#### EXERCISE INPUT ####

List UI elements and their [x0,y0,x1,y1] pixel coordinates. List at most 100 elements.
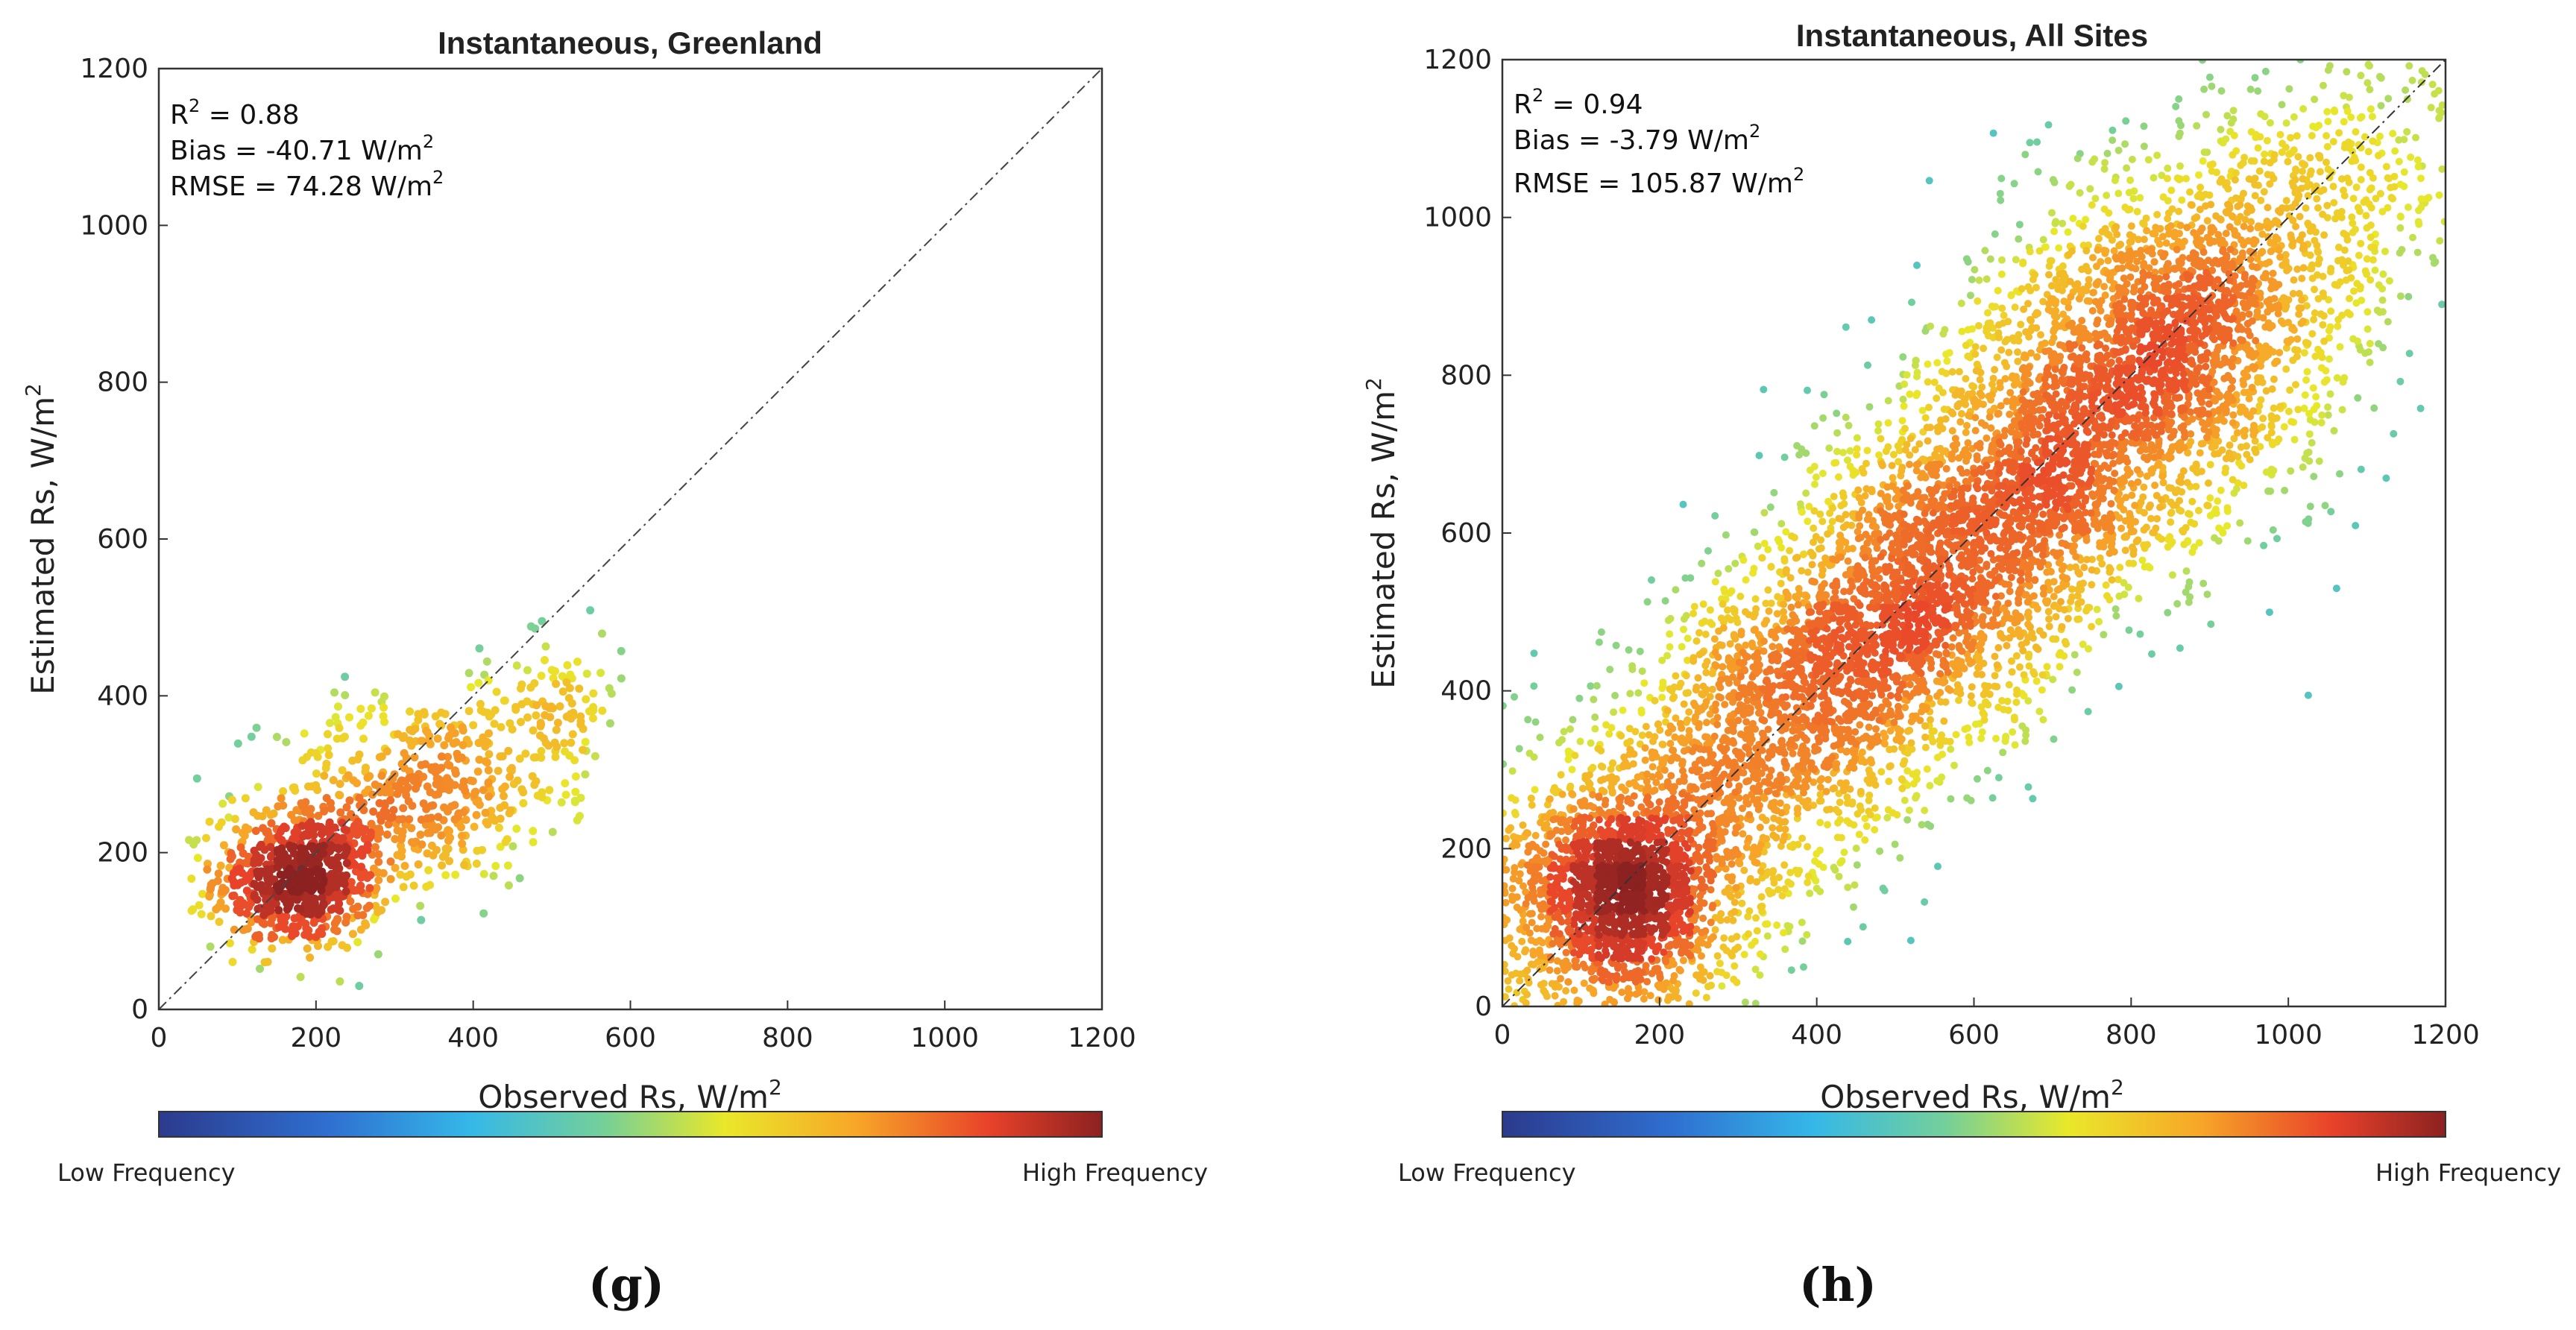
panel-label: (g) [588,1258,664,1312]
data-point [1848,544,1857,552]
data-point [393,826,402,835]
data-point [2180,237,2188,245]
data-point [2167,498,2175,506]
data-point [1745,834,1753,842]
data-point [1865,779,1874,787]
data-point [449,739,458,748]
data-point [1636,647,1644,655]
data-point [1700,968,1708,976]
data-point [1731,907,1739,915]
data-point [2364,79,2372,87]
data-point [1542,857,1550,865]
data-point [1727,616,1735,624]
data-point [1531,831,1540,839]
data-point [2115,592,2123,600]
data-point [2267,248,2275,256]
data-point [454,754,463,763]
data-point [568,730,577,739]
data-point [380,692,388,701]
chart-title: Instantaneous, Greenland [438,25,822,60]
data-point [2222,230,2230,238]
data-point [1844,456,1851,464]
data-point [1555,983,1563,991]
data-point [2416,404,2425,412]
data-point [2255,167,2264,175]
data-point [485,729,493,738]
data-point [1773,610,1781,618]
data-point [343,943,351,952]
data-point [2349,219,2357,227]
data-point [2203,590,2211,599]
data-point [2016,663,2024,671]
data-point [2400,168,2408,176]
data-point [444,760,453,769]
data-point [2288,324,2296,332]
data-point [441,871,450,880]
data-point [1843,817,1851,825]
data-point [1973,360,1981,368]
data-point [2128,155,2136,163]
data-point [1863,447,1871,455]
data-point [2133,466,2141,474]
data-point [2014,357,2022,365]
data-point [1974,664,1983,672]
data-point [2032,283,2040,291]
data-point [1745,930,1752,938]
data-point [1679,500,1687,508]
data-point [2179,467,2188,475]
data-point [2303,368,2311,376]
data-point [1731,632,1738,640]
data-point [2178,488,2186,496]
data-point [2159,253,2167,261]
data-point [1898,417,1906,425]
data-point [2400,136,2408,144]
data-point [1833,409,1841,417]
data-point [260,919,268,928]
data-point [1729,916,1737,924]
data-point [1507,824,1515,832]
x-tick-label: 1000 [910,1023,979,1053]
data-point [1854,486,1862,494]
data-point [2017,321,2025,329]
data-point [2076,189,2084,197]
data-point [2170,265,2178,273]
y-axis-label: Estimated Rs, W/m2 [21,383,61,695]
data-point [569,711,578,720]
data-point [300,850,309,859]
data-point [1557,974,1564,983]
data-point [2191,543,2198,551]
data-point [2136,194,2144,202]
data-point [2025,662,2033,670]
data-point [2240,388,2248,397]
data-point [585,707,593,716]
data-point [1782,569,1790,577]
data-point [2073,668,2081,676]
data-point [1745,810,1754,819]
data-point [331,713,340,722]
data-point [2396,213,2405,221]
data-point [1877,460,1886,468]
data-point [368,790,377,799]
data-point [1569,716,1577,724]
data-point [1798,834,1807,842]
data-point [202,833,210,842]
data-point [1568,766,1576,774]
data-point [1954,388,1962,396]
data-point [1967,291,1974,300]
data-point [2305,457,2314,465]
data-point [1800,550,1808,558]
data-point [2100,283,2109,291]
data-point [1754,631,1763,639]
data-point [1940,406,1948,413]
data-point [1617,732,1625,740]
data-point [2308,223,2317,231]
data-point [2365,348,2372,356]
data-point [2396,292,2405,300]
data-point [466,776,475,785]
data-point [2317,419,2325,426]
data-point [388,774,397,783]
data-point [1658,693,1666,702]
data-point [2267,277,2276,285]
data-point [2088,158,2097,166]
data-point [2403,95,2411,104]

####
#### EXERCISE INPUT ####

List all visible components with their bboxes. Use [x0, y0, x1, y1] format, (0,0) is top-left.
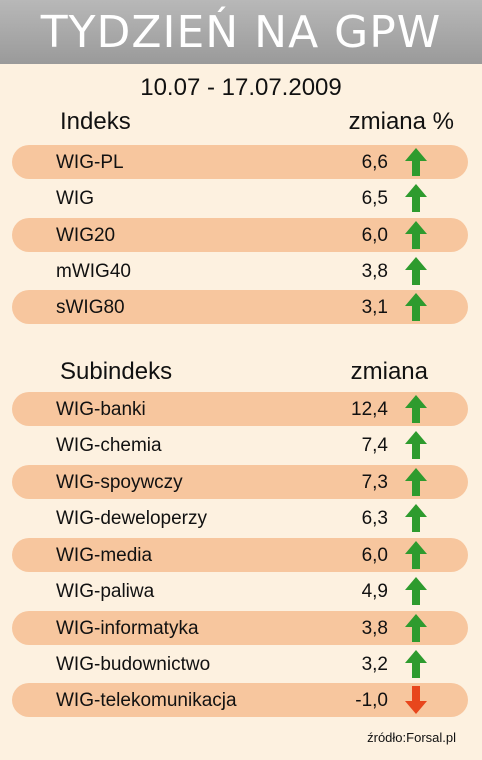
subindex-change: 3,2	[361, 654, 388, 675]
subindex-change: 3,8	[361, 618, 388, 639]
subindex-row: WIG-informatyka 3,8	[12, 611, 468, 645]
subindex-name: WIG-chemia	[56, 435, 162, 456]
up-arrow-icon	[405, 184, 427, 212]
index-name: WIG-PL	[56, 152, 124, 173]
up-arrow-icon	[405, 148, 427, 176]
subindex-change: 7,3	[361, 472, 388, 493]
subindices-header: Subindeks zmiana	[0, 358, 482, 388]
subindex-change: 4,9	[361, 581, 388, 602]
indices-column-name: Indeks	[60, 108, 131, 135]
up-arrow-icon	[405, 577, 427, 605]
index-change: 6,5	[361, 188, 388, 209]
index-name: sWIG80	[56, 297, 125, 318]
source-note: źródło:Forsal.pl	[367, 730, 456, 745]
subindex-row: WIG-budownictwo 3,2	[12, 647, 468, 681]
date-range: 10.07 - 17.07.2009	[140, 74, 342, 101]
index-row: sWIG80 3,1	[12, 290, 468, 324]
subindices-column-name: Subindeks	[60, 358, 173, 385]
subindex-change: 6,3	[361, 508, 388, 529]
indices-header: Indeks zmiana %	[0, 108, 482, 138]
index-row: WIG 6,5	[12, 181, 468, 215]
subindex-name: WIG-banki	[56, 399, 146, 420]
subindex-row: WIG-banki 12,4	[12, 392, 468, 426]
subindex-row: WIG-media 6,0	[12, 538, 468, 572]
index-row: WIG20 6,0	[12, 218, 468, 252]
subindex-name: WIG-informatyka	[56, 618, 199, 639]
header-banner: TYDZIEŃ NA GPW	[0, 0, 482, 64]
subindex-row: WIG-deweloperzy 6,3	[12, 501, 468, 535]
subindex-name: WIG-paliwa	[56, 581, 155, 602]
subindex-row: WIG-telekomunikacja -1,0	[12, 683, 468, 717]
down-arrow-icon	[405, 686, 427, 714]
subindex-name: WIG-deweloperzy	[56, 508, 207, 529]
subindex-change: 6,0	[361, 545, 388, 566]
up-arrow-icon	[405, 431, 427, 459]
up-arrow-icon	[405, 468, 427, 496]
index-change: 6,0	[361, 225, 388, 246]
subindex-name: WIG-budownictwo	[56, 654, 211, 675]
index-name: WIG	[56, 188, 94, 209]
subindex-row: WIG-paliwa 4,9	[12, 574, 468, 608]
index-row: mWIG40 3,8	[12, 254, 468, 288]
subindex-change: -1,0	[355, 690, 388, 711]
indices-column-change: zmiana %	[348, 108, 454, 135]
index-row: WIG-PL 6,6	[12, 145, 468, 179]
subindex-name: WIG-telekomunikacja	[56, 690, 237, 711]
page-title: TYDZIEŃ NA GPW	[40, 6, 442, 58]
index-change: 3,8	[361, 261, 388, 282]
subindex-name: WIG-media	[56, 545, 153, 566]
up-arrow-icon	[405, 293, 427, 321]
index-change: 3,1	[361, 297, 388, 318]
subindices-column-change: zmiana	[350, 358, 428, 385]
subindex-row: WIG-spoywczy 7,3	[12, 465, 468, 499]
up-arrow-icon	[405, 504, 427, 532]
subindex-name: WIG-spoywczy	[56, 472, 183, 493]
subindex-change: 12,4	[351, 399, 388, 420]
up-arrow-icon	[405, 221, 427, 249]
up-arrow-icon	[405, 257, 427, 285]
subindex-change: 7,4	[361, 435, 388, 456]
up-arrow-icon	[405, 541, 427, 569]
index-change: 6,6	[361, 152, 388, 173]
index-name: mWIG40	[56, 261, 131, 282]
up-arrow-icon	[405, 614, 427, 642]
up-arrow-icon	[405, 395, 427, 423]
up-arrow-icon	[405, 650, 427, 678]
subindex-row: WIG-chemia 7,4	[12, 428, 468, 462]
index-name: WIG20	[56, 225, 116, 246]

####
#### EXERCISE INPUT ####

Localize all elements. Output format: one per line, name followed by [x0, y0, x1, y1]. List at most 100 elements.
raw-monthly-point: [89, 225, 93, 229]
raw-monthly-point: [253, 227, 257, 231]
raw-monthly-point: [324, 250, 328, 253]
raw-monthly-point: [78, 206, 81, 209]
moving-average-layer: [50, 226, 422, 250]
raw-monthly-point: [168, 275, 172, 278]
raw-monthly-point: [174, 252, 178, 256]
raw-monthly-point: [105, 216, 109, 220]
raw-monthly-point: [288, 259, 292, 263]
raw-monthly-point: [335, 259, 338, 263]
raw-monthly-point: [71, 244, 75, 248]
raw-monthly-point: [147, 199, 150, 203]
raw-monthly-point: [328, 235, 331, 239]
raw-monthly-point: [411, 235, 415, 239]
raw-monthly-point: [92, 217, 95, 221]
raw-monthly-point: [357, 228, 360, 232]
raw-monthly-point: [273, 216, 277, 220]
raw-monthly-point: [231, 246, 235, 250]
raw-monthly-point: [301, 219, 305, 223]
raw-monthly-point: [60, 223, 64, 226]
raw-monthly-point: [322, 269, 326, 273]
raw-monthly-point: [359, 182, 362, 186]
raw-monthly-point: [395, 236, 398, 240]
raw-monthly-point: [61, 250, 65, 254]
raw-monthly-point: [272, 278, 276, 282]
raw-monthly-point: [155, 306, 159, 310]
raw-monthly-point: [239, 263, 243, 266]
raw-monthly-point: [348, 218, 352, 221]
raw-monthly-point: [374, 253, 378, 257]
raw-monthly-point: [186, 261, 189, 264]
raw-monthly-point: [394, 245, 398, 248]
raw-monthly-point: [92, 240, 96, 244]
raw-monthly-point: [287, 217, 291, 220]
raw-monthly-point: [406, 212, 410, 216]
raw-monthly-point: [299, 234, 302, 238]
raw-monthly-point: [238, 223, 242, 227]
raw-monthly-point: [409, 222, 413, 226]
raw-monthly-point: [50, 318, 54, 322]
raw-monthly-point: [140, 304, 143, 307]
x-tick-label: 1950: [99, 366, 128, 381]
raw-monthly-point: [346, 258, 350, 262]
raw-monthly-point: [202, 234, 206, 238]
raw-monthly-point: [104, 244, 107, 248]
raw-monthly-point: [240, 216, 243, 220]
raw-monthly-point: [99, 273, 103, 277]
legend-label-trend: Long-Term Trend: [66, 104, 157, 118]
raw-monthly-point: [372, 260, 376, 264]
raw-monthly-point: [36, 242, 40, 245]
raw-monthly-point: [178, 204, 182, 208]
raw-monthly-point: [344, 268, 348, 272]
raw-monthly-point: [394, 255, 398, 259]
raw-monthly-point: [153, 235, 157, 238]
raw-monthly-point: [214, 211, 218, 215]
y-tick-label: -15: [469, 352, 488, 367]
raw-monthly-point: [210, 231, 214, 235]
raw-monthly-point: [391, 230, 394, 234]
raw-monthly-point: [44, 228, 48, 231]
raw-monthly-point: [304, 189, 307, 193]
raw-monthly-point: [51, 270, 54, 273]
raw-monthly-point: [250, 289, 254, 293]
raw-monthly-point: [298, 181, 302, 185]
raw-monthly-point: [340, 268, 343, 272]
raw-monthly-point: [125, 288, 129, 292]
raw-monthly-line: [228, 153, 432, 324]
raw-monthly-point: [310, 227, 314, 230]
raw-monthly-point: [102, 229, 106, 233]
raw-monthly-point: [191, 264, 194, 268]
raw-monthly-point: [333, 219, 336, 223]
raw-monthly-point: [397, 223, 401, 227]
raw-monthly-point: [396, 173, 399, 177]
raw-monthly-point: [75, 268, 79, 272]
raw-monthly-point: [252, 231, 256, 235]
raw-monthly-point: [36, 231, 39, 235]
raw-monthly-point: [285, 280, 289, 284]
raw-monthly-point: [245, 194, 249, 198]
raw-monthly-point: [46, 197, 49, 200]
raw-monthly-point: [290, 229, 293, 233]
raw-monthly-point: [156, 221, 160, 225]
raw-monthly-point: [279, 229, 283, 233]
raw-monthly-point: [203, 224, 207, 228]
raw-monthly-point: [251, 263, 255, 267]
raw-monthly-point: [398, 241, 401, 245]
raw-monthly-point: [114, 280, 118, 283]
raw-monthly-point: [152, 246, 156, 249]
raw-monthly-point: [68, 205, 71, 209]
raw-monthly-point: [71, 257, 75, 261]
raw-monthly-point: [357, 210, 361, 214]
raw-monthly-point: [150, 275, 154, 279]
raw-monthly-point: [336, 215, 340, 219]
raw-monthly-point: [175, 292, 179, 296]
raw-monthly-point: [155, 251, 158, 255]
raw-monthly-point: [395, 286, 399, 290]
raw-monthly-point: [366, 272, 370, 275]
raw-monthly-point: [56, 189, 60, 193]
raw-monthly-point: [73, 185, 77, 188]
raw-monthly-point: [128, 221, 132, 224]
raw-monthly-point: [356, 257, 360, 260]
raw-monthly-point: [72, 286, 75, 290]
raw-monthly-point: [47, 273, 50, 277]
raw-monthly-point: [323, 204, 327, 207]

####

■ **TASK DIRECTIONS**
Extract the data lines without any change, beginning with the line that contains "panel-label: (g) [588,1258,664,1312]" and continuing through the line that contains "data-point [1531,831,1540,839]", with both of those lines included.

■ **SOLUTION**
panel-label: (g) [588,1258,664,1312]
data-point [1848,544,1857,552]
data-point [393,826,402,835]
data-point [2180,237,2188,245]
data-point [2167,498,2175,506]
data-point [1745,834,1753,842]
data-point [1865,779,1874,787]
data-point [449,739,458,748]
data-point [1636,647,1644,655]
data-point [1700,968,1708,976]
data-point [1731,907,1739,915]
data-point [2364,79,2372,87]
data-point [1542,857,1550,865]
data-point [1727,616,1735,624]
data-point [1531,831,1540,839]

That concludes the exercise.